**TASK STATEMENT**
Copy the records below exactly, omitting any pictures they contain.

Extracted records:
+---+
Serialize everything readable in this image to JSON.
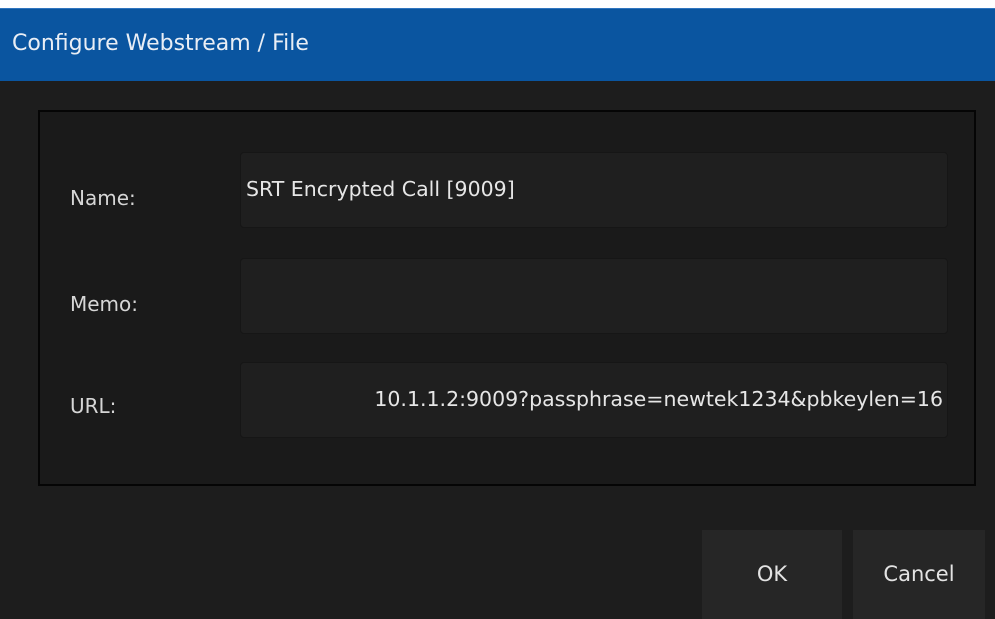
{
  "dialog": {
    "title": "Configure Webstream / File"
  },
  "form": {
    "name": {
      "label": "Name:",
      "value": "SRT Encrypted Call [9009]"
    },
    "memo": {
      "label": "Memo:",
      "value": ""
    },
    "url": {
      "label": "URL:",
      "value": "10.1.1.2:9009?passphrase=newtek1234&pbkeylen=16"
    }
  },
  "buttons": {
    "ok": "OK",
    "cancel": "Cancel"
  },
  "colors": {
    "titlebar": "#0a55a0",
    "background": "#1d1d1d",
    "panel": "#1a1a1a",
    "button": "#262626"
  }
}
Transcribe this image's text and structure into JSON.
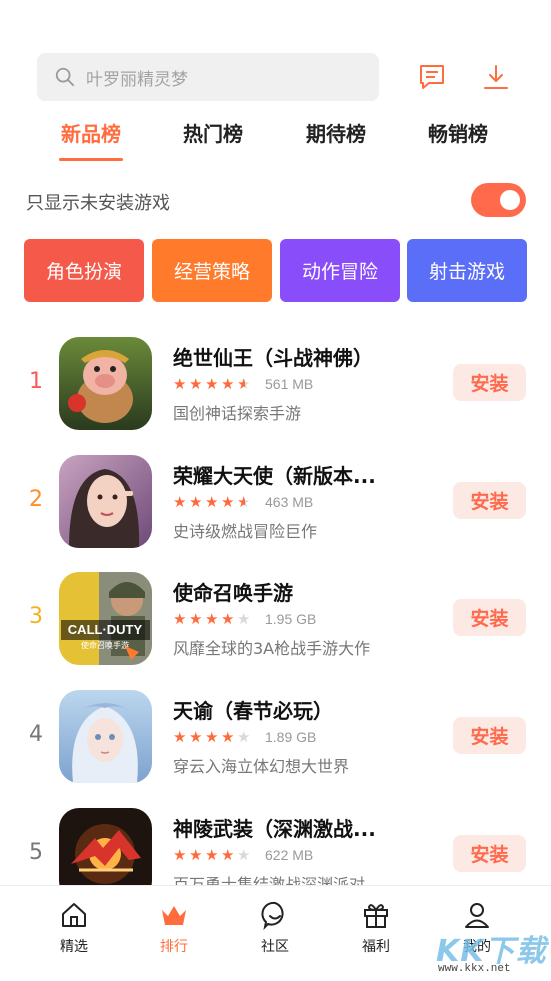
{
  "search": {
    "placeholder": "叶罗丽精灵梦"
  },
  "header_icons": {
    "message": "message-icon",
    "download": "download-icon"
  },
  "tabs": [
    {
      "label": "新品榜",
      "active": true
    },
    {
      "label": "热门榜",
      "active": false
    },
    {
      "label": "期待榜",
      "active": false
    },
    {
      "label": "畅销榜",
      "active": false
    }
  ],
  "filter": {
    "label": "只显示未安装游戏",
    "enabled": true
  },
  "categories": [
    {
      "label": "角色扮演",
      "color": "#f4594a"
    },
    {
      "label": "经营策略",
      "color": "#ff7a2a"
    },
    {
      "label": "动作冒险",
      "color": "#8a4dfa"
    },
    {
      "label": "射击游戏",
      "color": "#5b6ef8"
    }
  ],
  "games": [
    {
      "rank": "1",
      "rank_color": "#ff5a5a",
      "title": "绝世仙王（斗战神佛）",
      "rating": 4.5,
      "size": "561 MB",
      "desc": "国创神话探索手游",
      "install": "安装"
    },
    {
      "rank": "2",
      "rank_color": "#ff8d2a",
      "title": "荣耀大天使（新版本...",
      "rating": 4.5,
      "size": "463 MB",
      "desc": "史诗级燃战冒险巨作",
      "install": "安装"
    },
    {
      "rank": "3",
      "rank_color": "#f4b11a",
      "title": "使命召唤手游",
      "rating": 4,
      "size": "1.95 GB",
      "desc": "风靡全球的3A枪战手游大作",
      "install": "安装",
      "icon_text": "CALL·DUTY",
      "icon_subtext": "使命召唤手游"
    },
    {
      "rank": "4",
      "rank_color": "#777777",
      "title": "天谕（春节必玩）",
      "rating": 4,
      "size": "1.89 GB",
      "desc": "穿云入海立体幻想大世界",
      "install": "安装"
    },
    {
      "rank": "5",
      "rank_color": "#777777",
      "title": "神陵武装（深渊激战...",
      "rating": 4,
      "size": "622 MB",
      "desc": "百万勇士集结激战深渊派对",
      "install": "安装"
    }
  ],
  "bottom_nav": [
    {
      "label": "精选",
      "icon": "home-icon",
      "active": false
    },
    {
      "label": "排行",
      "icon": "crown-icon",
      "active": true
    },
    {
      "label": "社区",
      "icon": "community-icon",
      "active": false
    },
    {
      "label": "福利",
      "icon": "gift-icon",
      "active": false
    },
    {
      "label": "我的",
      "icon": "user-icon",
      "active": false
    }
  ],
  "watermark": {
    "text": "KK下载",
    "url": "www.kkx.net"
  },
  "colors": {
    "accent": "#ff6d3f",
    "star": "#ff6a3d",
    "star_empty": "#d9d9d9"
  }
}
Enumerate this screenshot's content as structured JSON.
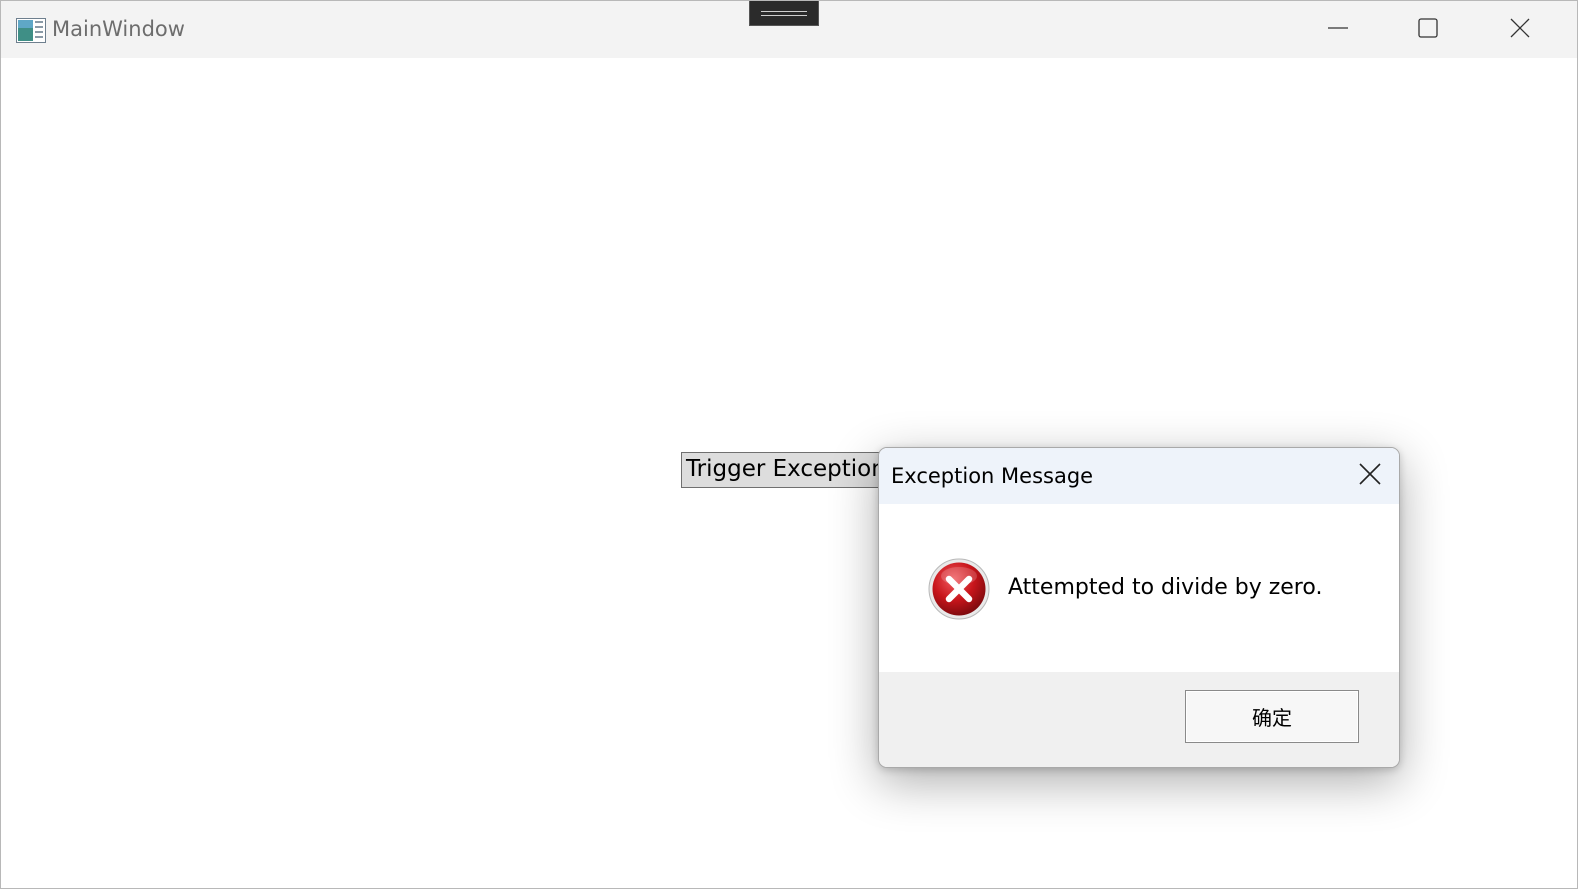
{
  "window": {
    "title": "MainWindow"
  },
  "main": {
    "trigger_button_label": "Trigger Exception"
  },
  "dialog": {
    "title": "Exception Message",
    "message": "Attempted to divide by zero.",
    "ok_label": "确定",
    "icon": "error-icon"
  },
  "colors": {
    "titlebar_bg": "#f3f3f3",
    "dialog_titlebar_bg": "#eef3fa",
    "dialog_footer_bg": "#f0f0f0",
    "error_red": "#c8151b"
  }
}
+---+
**RESULT OF THIS TASK**
Serialize everything readable in this image to JSON.
{
  "dialog": {
    "title": "Configure Webstream / File"
  },
  "form": {
    "name": {
      "label": "Name:",
      "value": "SRT Encrypted Call [9009]"
    },
    "memo": {
      "label": "Memo:",
      "value": ""
    },
    "url": {
      "label": "URL:",
      "value": "10.1.1.2:9009?passphrase=newtek1234&pbkeylen=16"
    }
  },
  "buttons": {
    "ok": "OK",
    "cancel": "Cancel"
  },
  "colors": {
    "titlebar": "#0a55a0",
    "background": "#1d1d1d",
    "panel": "#1a1a1a",
    "button": "#262626"
  }
}
Transcribe this image's text and structure into JSON.
{
  "search": {
    "placeholder": "叶罗丽精灵梦"
  },
  "header_icons": {
    "message": "message-icon",
    "download": "download-icon"
  },
  "tabs": [
    {
      "label": "新品榜",
      "active": true
    },
    {
      "label": "热门榜",
      "active": false
    },
    {
      "label": "期待榜",
      "active": false
    },
    {
      "label": "畅销榜",
      "active": false
    }
  ],
  "filter": {
    "label": "只显示未安装游戏",
    "enabled": true
  },
  "categories": [
    {
      "label": "角色扮演",
      "color": "#f4594a"
    },
    {
      "label": "经营策略",
      "color": "#ff7a2a"
    },
    {
      "label": "动作冒险",
      "color": "#8a4dfa"
    },
    {
      "label": "射击游戏",
      "color": "#5b6ef8"
    }
  ],
  "games": [
    {
      "rank": "1",
      "rank_color": "#ff5a5a",
      "title": "绝世仙王（斗战神佛）",
      "rating": 4.5,
      "size": "561 MB",
      "desc": "国创神话探索手游",
      "install": "安装"
    },
    {
      "rank": "2",
      "rank_color": "#ff8d2a",
      "title": "荣耀大天使（新版本...",
      "rating": 4.5,
      "size": "463 MB",
      "desc": "史诗级燃战冒险巨作",
      "install": "安装"
    },
    {
      "rank": "3",
      "rank_color": "#f4b11a",
      "title": "使命召唤手游",
      "rating": 4,
      "size": "1.95 GB",
      "desc": "风靡全球的3A枪战手游大作",
      "install": "安装",
      "icon_text": "CALL·DUTY",
      "icon_subtext": "使命召唤手游"
    },
    {
      "rank": "4",
      "rank_color": "#777777",
      "title": "天谕（春节必玩）",
      "rating": 4,
      "size": "1.89 GB",
      "desc": "穿云入海立体幻想大世界",
      "install": "安装"
    },
    {
      "rank": "5",
      "rank_color": "#777777",
      "title": "神陵武装（深渊激战...",
      "rating": 4,
      "size": "622 MB",
      "desc": "百万勇士集结激战深渊派对",
      "install": "安装"
    }
  ],
  "bottom_nav": [
    {
      "label": "精选",
      "icon": "home-icon",
      "active": false
    },
    {
      "label": "排行",
      "icon": "crown-icon",
      "active": true
    },
    {
      "label": "社区",
      "icon": "community-icon",
      "active": false
    },
    {
      "label": "福利",
      "icon": "gift-icon",
      "active": false
    },
    {
      "label": "我的",
      "icon": "user-icon",
      "active": false
    }
  ],
  "watermark": {
    "text": "KK下载",
    "url": "www.kkx.net"
  },
  "colors": {
    "accent": "#ff6d3f",
    "star": "#ff6a3d",
    "star_empty": "#d9d9d9"
  }
}
Enumerate this screenshot's content as structured JSON.
{
  "window": {
    "title": "MainWindow"
  },
  "main": {
    "trigger_button_label": "Trigger Exception"
  },
  "dialog": {
    "title": "Exception Message",
    "message": "Attempted to divide by zero.",
    "ok_label": "确定",
    "icon": "error-icon"
  },
  "colors": {
    "titlebar_bg": "#f3f3f3",
    "dialog_titlebar_bg": "#eef3fa",
    "dialog_footer_bg": "#f0f0f0",
    "error_red": "#c8151b"
  }
}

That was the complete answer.